_Exercise prompt:_
Every line that holds the string "JSON" is to be identified and copied.

_Supplied information:_
********************

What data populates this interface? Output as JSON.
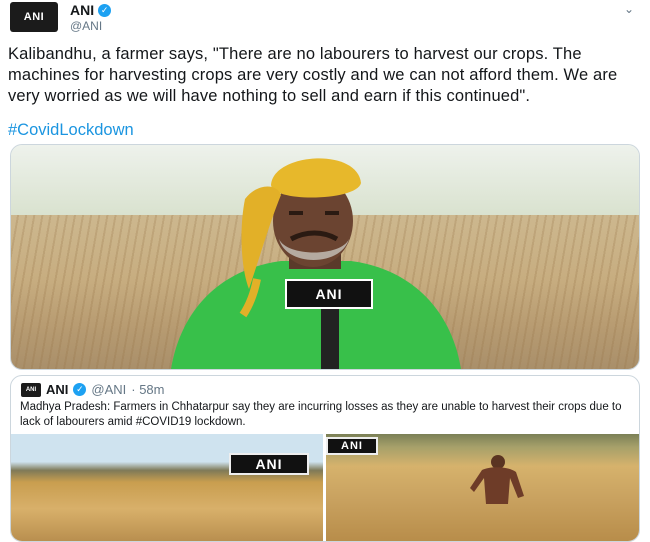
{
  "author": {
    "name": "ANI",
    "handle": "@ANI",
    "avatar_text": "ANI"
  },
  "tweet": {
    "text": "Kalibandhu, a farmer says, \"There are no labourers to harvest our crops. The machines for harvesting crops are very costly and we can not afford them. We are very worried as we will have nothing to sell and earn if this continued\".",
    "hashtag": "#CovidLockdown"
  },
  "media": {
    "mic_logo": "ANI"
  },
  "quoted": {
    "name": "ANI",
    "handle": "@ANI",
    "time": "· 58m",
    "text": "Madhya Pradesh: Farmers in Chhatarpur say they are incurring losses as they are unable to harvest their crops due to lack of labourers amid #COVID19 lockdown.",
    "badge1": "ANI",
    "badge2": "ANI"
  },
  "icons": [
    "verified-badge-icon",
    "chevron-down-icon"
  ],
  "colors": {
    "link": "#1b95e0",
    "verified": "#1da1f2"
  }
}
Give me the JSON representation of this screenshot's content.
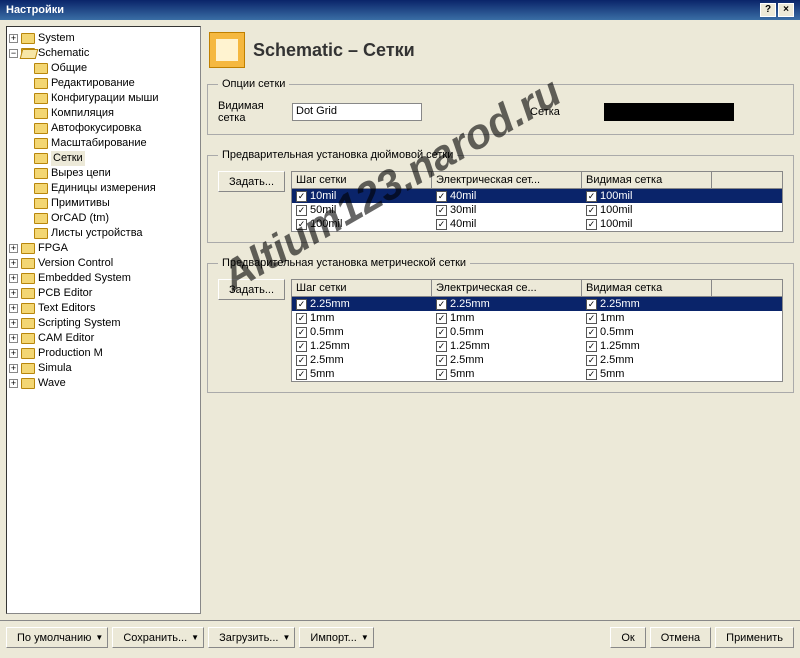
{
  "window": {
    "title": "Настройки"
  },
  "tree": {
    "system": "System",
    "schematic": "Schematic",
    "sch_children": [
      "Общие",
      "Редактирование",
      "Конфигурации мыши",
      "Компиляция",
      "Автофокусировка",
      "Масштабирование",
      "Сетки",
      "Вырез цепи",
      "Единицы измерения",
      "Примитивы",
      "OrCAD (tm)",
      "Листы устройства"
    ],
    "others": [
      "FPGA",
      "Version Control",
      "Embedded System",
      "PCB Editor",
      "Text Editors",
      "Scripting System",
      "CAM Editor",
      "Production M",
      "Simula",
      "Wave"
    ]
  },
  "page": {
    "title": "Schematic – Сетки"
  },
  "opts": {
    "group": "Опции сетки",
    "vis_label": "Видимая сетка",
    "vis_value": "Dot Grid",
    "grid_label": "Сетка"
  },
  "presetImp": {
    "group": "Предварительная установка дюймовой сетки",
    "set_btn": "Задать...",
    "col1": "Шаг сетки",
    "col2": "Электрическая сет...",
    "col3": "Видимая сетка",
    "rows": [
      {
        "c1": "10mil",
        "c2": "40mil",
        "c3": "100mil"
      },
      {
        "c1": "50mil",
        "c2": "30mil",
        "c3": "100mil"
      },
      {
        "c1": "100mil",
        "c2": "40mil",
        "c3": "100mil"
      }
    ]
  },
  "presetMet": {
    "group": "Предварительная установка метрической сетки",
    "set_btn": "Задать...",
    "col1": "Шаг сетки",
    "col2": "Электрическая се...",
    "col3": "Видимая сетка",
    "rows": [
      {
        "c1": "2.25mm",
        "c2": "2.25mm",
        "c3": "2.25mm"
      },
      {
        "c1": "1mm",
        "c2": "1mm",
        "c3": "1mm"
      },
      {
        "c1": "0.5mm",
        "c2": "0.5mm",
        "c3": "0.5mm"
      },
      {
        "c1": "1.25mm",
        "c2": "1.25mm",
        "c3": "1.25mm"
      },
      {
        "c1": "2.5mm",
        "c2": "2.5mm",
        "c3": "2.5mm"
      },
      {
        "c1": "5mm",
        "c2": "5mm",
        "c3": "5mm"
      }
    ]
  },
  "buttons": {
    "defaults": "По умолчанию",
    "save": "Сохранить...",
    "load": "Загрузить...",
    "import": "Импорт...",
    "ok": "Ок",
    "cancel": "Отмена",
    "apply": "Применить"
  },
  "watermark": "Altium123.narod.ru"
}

********************

_The solution:_
What data populates this interface? Output as JSON.
Give me the JSON representation of this screenshot's content.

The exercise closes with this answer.